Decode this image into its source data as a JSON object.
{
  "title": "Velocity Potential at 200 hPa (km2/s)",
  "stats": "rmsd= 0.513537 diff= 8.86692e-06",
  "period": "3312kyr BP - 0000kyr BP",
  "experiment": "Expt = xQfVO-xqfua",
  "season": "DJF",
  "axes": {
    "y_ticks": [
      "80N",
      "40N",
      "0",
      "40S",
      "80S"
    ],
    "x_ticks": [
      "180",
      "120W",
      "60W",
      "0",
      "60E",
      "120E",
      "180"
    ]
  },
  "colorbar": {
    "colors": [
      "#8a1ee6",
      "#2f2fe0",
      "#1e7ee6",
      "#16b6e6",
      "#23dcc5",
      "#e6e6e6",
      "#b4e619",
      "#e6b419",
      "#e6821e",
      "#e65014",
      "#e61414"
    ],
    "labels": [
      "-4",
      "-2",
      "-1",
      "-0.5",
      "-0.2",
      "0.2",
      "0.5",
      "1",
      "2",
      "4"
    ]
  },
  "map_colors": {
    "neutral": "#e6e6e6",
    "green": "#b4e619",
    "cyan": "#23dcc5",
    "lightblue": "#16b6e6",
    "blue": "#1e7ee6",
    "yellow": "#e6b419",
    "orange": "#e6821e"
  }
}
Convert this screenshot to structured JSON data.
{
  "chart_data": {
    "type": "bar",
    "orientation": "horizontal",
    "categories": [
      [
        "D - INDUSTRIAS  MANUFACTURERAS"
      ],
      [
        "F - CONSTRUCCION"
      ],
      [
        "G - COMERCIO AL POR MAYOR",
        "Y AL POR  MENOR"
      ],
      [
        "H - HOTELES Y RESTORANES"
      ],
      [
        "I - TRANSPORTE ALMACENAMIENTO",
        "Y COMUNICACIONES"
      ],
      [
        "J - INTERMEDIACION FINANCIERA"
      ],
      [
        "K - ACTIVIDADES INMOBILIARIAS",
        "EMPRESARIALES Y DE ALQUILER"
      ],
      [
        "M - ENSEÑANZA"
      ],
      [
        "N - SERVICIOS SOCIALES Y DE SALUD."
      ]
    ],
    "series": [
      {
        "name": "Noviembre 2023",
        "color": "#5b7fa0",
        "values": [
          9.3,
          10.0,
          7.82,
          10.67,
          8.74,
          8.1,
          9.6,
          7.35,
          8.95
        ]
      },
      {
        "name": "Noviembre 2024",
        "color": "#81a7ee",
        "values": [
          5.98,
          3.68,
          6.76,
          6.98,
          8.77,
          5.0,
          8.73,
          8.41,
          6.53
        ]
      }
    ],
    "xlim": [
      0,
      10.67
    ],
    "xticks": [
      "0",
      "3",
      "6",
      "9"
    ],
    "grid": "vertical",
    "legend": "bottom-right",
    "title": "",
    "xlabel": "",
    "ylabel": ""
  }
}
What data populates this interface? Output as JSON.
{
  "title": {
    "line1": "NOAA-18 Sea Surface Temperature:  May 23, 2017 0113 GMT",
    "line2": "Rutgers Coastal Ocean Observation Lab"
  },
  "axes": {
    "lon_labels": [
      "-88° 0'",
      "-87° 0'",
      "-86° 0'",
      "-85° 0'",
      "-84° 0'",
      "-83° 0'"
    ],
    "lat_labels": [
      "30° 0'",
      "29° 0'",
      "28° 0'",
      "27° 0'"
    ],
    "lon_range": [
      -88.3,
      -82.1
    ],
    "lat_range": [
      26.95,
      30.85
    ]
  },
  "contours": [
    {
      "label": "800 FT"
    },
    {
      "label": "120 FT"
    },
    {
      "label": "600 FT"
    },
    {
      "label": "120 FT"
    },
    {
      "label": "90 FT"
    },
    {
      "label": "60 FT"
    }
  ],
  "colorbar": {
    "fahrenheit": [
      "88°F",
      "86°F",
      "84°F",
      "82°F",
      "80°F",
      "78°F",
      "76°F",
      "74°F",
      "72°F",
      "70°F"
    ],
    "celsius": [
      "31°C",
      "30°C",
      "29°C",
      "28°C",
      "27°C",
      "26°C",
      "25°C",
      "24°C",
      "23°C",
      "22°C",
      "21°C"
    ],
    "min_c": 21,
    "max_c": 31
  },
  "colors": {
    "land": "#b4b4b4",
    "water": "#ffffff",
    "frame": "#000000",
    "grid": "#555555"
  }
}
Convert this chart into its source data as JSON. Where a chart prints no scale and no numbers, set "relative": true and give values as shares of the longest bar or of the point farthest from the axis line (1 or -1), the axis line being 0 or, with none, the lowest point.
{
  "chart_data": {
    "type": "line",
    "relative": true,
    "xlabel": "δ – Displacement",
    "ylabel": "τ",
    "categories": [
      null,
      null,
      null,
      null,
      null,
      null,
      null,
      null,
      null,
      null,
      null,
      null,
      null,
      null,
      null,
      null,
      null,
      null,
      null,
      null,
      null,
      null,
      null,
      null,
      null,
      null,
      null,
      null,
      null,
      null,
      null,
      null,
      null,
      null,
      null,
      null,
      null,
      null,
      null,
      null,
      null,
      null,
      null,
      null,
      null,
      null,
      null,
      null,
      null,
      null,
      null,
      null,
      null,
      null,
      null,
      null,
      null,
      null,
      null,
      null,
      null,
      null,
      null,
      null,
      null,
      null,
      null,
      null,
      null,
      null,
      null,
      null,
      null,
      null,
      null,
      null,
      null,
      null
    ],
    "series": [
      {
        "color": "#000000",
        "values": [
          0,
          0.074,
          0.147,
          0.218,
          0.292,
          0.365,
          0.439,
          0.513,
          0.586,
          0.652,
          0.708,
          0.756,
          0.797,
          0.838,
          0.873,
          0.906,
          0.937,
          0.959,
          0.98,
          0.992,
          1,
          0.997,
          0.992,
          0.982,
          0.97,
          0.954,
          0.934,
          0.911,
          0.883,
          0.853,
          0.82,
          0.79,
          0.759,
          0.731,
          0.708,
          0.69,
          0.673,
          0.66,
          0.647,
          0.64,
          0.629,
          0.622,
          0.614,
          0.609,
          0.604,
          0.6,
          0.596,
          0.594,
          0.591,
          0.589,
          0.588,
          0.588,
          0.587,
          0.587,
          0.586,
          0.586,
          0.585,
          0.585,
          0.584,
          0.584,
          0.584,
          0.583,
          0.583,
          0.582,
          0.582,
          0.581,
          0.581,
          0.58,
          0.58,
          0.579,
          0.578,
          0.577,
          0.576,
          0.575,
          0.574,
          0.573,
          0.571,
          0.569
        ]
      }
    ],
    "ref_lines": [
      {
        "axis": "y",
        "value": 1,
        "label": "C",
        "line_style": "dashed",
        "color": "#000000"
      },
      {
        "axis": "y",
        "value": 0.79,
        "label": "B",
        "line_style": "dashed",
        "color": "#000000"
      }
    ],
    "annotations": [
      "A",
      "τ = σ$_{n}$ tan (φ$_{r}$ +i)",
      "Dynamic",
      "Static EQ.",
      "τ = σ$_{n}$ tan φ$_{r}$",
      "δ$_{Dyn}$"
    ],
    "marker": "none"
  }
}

=====

-- The problem --
Retype the material in full. Each word must match.

-- Task result --
Decode this image into its source data as a JSON object.
{
  "title": "Velocity Potential at 200 hPa (km2/s)",
  "stats": "rmsd= 0.513537 diff= 8.86692e-06",
  "period": "3312kyr BP - 0000kyr BP",
  "experiment": "Expt = xQfVO-xqfua",
  "season": "DJF",
  "axes": {
    "y_ticks": [
      "80N",
      "40N",
      "0",
      "40S",
      "80S"
    ],
    "x_ticks": [
      "180",
      "120W",
      "60W",
      "0",
      "60E",
      "120E",
      "180"
    ]
  },
  "colorbar": {
    "colors": [
      "#8a1ee6",
      "#2f2fe0",
      "#1e7ee6",
      "#16b6e6",
      "#23dcc5",
      "#e6e6e6",
      "#b4e619",
      "#e6b419",
      "#e6821e",
      "#e65014",
      "#e61414"
    ],
    "labels": [
      "-4",
      "-2",
      "-1",
      "-0.5",
      "-0.2",
      "0.2",
      "0.5",
      "1",
      "2",
      "4"
    ]
  },
  "map_colors": {
    "neutral": "#e6e6e6",
    "green": "#b4e619",
    "cyan": "#23dcc5",
    "lightblue": "#16b6e6",
    "blue": "#1e7ee6",
    "yellow": "#e6b419",
    "orange": "#e6821e"
  }
}
Convert this screenshot to structured JSON data.
{
  "chart_data": {
    "type": "bar",
    "orientation": "horizontal",
    "categories": [
      [
        "D - INDUSTRIAS  MANUFACTURERAS"
      ],
      [
        "F - CONSTRUCCION"
      ],
      [
        "G - COMERCIO AL POR MAYOR",
        "Y AL POR  MENOR"
      ],
      [
        "H - HOTELES Y RESTORANES"
      ],
      [
        "I - TRANSPORTE ALMACENAMIENTO",
        "Y COMUNICACIONES"
      ],
      [
        "J - INTERMEDIACION FINANCIERA"
      ],
      [
        "K - ACTIVIDADES INMOBILIARIAS",
        "EMPRESARIALES Y DE ALQUILER"
      ],
      [
        "M - ENSEÑANZA"
      ],
      [
        "N - SERVICIOS SOCIALES Y DE SALUD."
      ]
    ],
    "series": [
      {
        "name": "Noviembre 2023",
        "color": "#5b7fa0",
        "values": [
          9.3,
          10.0,
          7.82,
          10.67,
          8.74,
          8.1,
          9.6,
          7.35,
          8.95
        ]
      },
      {
        "name": "Noviembre 2024",
        "color": "#81a7ee",
        "values": [
          5.98,
          3.68,
          6.76,
          6.98,
          8.77,
          5.0,
          8.73,
          8.41,
          6.53
        ]
      }
    ],
    "xlim": [
      0,
      10.67
    ],
    "xticks": [
      "0",
      "3",
      "6",
      "9"
    ],
    "grid": "vertical",
    "legend": "bottom-right",
    "title": "",
    "xlabel": "",
    "ylabel": ""
  }
}
What data populates this interface? Output as JSON.
{
  "title": {
    "line1": "NOAA-18 Sea Surface Temperature:  May 23, 2017 0113 GMT",
    "line2": "Rutgers Coastal Ocean Observation Lab"
  },
  "axes": {
    "lon_labels": [
      "-88° 0'",
      "-87° 0'",
      "-86° 0'",
      "-85° 0'",
      "-84° 0'",
      "-83° 0'"
    ],
    "lat_labels": [
      "30° 0'",
      "29° 0'",
      "28° 0'",
      "27° 0'"
    ],
    "lon_range": [
      -88.3,
      -82.1
    ],
    "lat_range": [
      26.95,
      30.85
    ]
  },
  "contours": [
    {
      "label": "800 FT"
    },
    {
      "label": "120 FT"
    },
    {
      "label": "600 FT"
    },
    {
      "label": "120 FT"
    },
    {
      "label": "90 FT"
    },
    {
      "label": "60 FT"
    }
  ],
  "colorbar": {
    "fahrenheit": [
      "88°F",
      "86°F",
      "84°F",
      "82°F",
      "80°F",
      "78°F",
      "76°F",
      "74°F",
      "72°F",
      "70°F"
    ],
    "celsius": [
      "31°C",
      "30°C",
      "29°C",
      "28°C",
      "27°C",
      "26°C",
      "25°C",
      "24°C",
      "23°C",
      "22°C",
      "21°C"
    ],
    "min_c": 21,
    "max_c": 31
  },
  "colors": {
    "land": "#b4b4b4",
    "water": "#ffffff",
    "frame": "#000000",
    "grid": "#555555"
  }
}
Convert this chart into its source data as JSON. Where a chart prints no scale and no numbers, set "relative": true and give values as shares of the longest bar or of the point farthest from the axis line (1 or -1), the axis line being 0 or, with none, the lowest point.
{
  "chart_data": {
    "type": "line",
    "relative": true,
    "xlabel": "δ – Displacement",
    "ylabel": "τ",
    "categories": [
      null,
      null,
      null,
      null,
      null,
      null,
      null,
      null,
      null,
      null,
      null,
      null,
      null,
      null,
      null,
      null,
      null,
      null,
      null,
      null,
      null,
      null,
      null,
      null,
      null,
      null,
      null,
      null,
      null,
      null,
      null,
      null,
      null,
      null,
      null,
      null,
      null,
      null,
      null,
      null,
      null,
      null,
      null,
      null,
      null,
      null,
      null,
      null,
      null,
      null,
      null,
      null,
      null,
      null,
      null,
      null,
      null,
      null,
      null,
      null,
      null,
      null,
      null,
      null,
      null,
      null,
      null,
      null,
      null,
      null,
      null,
      null,
      null,
      null,
      null,
      null,
      null,
      null
    ],
    "series": [
      {
        "color": "#000000",
        "values": [
          0,
          0.074,
          0.147,
          0.218,
          0.292,
          0.365,
          0.439,
          0.513,
          0.586,
          0.652,
          0.708,
          0.756,
          0.797,
          0.838,
          0.873,
          0.906,
          0.937,
          0.959,
          0.98,
          0.992,
          1,
          0.997,
          0.992,
          0.982,
          0.97,
          0.954,
          0.934,
          0.911,
          0.883,
          0.853,
          0.82,
          0.79,
          0.759,
          0.731,
          0.708,
          0.69,
          0.673,
          0.66,
          0.647,
          0.64,
          0.629,
          0.622,
          0.614,
          0.609,
          0.604,
          0.6,
          0.596,
          0.594,
          0.591,
          0.589,
          0.588,
          0.588,
          0.587,
          0.587,
          0.586,
          0.586,
          0.585,
          0.585,
          0.584,
          0.584,
          0.584,
          0.583,
          0.583,
          0.582,
          0.582,
          0.581,
          0.581,
          0.58,
          0.58,
          0.579,
          0.578,
          0.577,
          0.576,
          0.575,
          0.574,
          0.573,
          0.571,
          0.569
        ]
      }
    ],
    "ref_lines": [
      {
        "axis": "y",
        "value": 1,
        "label": "C",
        "line_style": "dashed",
        "color": "#000000"
      },
      {
        "axis": "y",
        "value": 0.79,
        "label": "B",
        "line_style": "dashed",
        "color": "#000000"
      }
    ],
    "annotations": [
      "A",
      "τ = σ$_{n}$ tan (φ$_{r}$ +i)",
      "Dynamic",
      "Static EQ.",
      "τ = σ$_{n}$ tan φ$_{r}$",
      "δ$_{Dyn}$"
    ],
    "marker": "none"
  }
}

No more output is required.